#### Stored data ####
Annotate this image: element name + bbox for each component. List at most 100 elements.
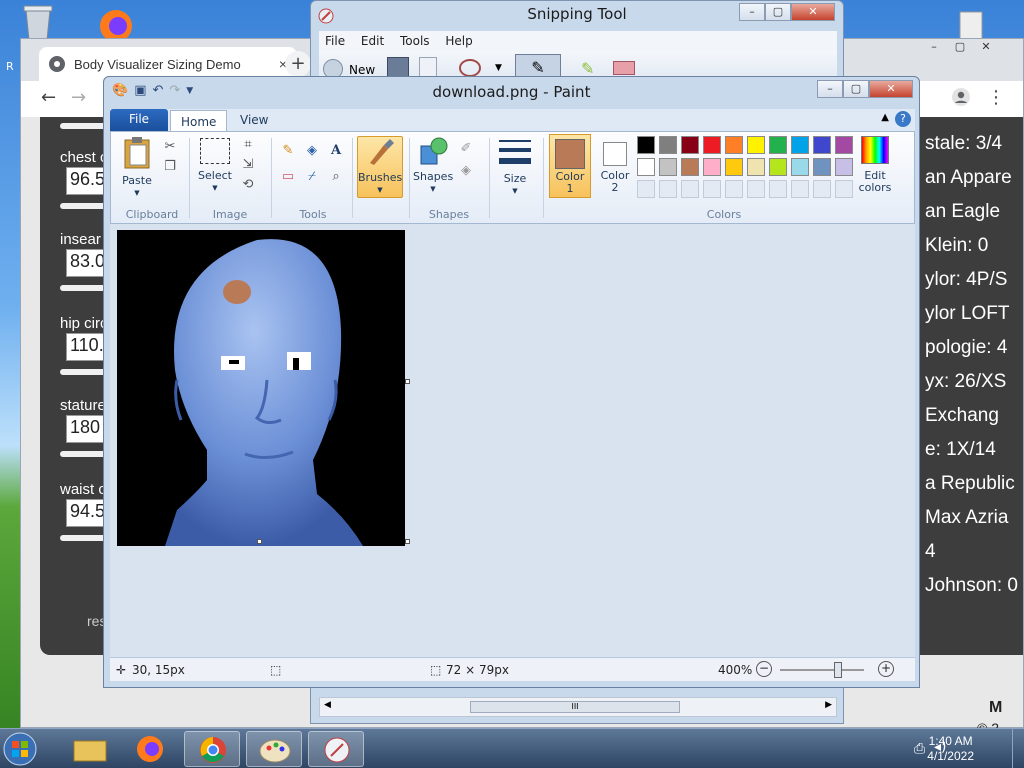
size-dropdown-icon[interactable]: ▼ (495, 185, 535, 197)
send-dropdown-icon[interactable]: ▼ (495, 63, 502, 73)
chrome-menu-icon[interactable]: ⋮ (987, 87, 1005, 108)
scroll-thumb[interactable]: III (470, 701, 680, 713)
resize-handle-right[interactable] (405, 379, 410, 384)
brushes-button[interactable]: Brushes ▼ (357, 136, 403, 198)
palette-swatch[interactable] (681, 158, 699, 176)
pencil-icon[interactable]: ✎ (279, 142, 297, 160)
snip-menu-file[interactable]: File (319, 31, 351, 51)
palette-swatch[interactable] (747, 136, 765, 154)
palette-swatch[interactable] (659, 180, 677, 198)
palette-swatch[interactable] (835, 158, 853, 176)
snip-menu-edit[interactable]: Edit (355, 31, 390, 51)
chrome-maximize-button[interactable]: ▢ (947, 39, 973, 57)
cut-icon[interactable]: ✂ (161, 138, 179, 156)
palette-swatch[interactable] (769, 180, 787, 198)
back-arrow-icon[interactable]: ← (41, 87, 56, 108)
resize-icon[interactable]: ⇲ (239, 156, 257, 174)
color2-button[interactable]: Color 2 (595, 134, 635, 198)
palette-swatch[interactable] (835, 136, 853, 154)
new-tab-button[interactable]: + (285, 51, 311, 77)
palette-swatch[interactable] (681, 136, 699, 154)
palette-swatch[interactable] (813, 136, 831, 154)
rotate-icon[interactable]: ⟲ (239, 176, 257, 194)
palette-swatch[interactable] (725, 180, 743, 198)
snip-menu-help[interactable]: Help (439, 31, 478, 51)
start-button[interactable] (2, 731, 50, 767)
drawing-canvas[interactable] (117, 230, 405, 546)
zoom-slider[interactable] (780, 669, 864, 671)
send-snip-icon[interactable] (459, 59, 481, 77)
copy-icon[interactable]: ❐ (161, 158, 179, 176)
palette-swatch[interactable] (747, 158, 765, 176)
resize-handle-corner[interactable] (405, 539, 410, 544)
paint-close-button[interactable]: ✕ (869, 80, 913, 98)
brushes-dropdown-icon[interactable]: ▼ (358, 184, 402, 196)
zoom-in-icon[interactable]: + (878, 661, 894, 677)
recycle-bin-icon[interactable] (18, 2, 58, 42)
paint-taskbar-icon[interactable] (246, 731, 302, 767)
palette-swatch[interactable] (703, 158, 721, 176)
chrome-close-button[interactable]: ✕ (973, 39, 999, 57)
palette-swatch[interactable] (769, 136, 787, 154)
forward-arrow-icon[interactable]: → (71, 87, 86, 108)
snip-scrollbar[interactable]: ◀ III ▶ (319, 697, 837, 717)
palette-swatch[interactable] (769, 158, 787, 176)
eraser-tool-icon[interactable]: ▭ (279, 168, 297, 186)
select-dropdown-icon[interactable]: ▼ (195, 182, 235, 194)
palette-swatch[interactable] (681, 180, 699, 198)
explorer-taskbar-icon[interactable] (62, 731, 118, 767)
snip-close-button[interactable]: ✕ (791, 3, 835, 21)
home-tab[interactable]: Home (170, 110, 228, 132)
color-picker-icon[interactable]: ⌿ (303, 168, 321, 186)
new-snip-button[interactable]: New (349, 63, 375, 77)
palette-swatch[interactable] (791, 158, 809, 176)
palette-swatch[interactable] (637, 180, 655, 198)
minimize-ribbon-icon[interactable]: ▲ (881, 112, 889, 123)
####
▶ [Given problem]
Copy out everything from the line containing "size-dropdown-icon[interactable]: ▼ (495, 185, 535, 197)" down to the line containing "snip-menu-edit[interactable]: Edit (355, 31, 390, 51)", swapping "palette-swatch" for "color-swatch" and leaving everything else as is.

▶ [Exercise result]
size-dropdown-icon[interactable]: ▼ (495, 185, 535, 197)
send-dropdown-icon[interactable]: ▼ (495, 63, 502, 73)
chrome-menu-icon[interactable]: ⋮ (987, 87, 1005, 108)
scroll-thumb[interactable]: III (470, 701, 680, 713)
resize-handle-right[interactable] (405, 379, 410, 384)
brushes-button[interactable]: Brushes ▼ (357, 136, 403, 198)
color-swatch[interactable] (681, 158, 699, 176)
pencil-icon[interactable]: ✎ (279, 142, 297, 160)
snip-menu-file[interactable]: File (319, 31, 351, 51)
color-swatch[interactable] (747, 136, 765, 154)
color-swatch[interactable] (659, 180, 677, 198)
color-swatch[interactable] (835, 158, 853, 176)
snip-menu-edit[interactable]: Edit (355, 31, 390, 51)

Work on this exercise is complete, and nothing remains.